--- BEGIN Material shown ---
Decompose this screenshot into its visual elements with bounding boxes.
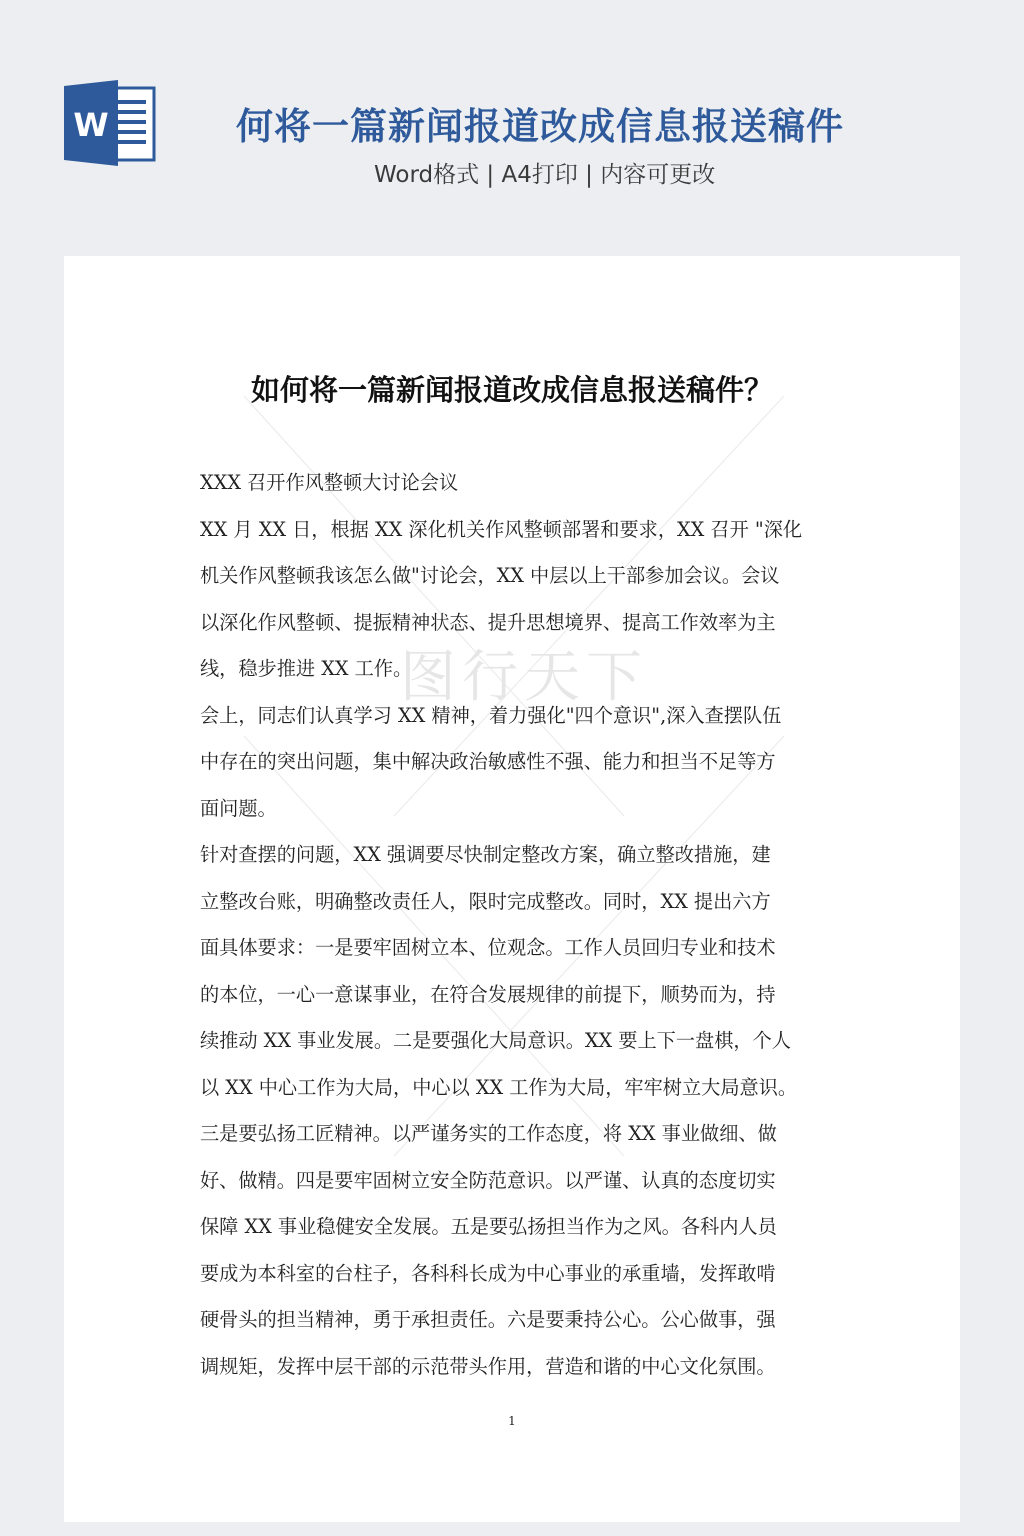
body-line: 要成为本科室的台柱子，各科科长成为中心事业的承重墙，发挥敢啃	[200, 1261, 776, 1285]
body-line: XXX 召开作风整顿大讨论会议	[200, 471, 459, 494]
body-line: 立整改台账，明确整改责任人，限时完成整改。同时，XX 提出六方	[200, 889, 771, 913]
document-page	[64, 256, 960, 1522]
body-line: 保障 XX 事业稳健安全发展。五是要弘扬担当作为之风。各科内人员	[200, 1215, 777, 1238]
body-line: 的本位，一心一意谋事业，在符合发展规律的前提下，顺势而为，持	[200, 982, 776, 1006]
body-line: 三是要弘扬工匠精神。以严谨务实的工作态度，将 XX 事业做细、做	[200, 1122, 777, 1145]
body-line: XX 月 XX 日，根据 XX 深化机关作风整顿部署和要求，XX 召开 "深化	[200, 517, 803, 541]
document-banner	[0, 0, 1024, 256]
body-line: 好、做精。四是要牢固树立安全防范意识。以严谨、认真的态度切实	[200, 1168, 776, 1192]
body-line: 针对查摆的问题，XX 强调要尽快制定整改方案，确立整改措施，建	[200, 843, 771, 866]
body-line: 以 XX 中心工作为大局，中心以 XX 工作为大局，牢牢树立大局意识。	[200, 1075, 798, 1099]
document-title: 如何将一篇新闻报道改成信息报送稿件？	[250, 373, 773, 407]
body-line: 面具体要求：一是要牢固树立本、位观念。工作人员回归专业和技术	[200, 936, 776, 959]
body-line: 会上，同志们认真学习 XX 精神，着力强化"四个意识",深入查摆队伍	[200, 703, 782, 727]
body-line: 续推动 XX 事业发展。二是要强化大局意识。XX 要上下一盘棋，个人	[200, 1029, 791, 1052]
page-number: 1	[508, 1414, 516, 1428]
body-line: 硬骨头的担当精神，勇于承担责任。六是要秉持公心。公心做事，强	[200, 1308, 776, 1331]
banner-title: 何将一篇新闻报道改成信息报送稿件	[236, 105, 844, 148]
watermark-text: 图行天下	[400, 645, 648, 710]
body-line: 线，稳步推进 XX 工作。	[200, 657, 413, 680]
body-line: 机关作风整顿我该怎么做"讨论会，XX 中层以上干部参加会议。会议	[200, 564, 780, 587]
body-line: 中存在的突出问题，集中解决政治敏感性不强、能力和担当不足等方	[200, 750, 776, 773]
body-line: 调规矩，发挥中层干部的示范带头作用，营造和谐的中心文化氛围。	[200, 1354, 776, 1378]
body-line: 面问题。	[200, 796, 277, 820]
body-line: 以深化作风整顿、提振精神状态、提升思想境界、提高工作效率为主	[200, 610, 776, 634]
word-logo-letter: W	[73, 106, 109, 144]
word-document-icon	[64, 80, 156, 166]
banner-subtitle: Word格式 | A4打印 | 内容可更改	[374, 162, 716, 188]
document-body	[200, 464, 824, 1394]
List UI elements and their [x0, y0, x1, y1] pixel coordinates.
--- END Material shown ---
# Description of the task:
Reproduce the lines verbatim, beginning at the line that contains "1261, 776, 1285]" and stopping once the line that contains "body-line: 保障 XX" has been reproduced.

# Exercise output:
body-line: 要成为本科室的台柱子，各科科长成为中心事业的承重墙，发挥敢啃	[200, 1261, 776, 1285]
body-line: XXX 召开作风整顿大讨论会议	[200, 471, 459, 494]
body-line: 立整改台账，明确整改责任人，限时完成整改。同时，XX 提出六方	[200, 889, 771, 913]
document-page	[64, 256, 960, 1522]
body-line: 保障 XX 事业稳健安全发展。五是要弘扬担当作为之风。各科内人员	[200, 1215, 777, 1238]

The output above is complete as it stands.